Given instruction:
Please print the full listing exactly.

Listed entries:
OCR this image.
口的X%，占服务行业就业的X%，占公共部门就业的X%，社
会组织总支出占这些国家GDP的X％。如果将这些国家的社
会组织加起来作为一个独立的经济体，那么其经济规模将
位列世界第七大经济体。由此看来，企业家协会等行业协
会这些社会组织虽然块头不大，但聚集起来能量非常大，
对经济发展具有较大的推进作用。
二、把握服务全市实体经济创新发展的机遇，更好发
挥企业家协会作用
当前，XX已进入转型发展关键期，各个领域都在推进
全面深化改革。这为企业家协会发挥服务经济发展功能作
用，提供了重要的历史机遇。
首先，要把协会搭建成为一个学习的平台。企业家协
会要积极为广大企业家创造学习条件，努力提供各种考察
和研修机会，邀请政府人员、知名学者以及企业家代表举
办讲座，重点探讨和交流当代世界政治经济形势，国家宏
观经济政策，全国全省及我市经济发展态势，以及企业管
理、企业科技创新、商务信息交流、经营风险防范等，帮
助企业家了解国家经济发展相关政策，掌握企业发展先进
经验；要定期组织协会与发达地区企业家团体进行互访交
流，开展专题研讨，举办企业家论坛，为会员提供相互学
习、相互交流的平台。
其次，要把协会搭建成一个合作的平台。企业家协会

Written answer:
OCR this image.
口的X%，占服务行业就业的X%，占公共部门就业的X%，社
会组织总支出占这些国家GDP的X％。如果将这些国家的社
会组织加起来作为一个独立的经济体，那么其经济规模将
位列世界第七大经济体。由此看来，企业家协会等行业协
会这些社会组织虽然块头不大，但聚集起来能量非常大，
对经济发展具有较大的推进作用。
二、把握服务全市实体经济创新发展的机遇，更好发
挥企业家协会作用
当前，XX已进入转型发展关键期，各个领域都在推进
全面深化改革。这为企业家协会发挥服务经济发展功能作
用，提供了重要的历史机遇。
首先，要把协会搭建成为一个学习的平台。企业家协
会要积极为广大企业家创造学习条件，努力提供各种考察
和研修机会，邀请政府人员、知名学者以及企业家代表举
办讲座，重点探讨和交流当代世界政治经济形势，国家宏
观经济政策，全国全省及我市经济发展态势，以及企业管
理、企业科技创新、商务信息交流、经营风险防范等，帮
助企业家了解国家经济发展相关政策，掌握企业发展先进
经验；要定期组织协会与发达地区企业家团体进行互访交
流，开展专题研讨，举办企业家论坛，为会员提供相互学
习、相互交流的平台。
其次，要把协会搭建成一个合作的平台。企业家协会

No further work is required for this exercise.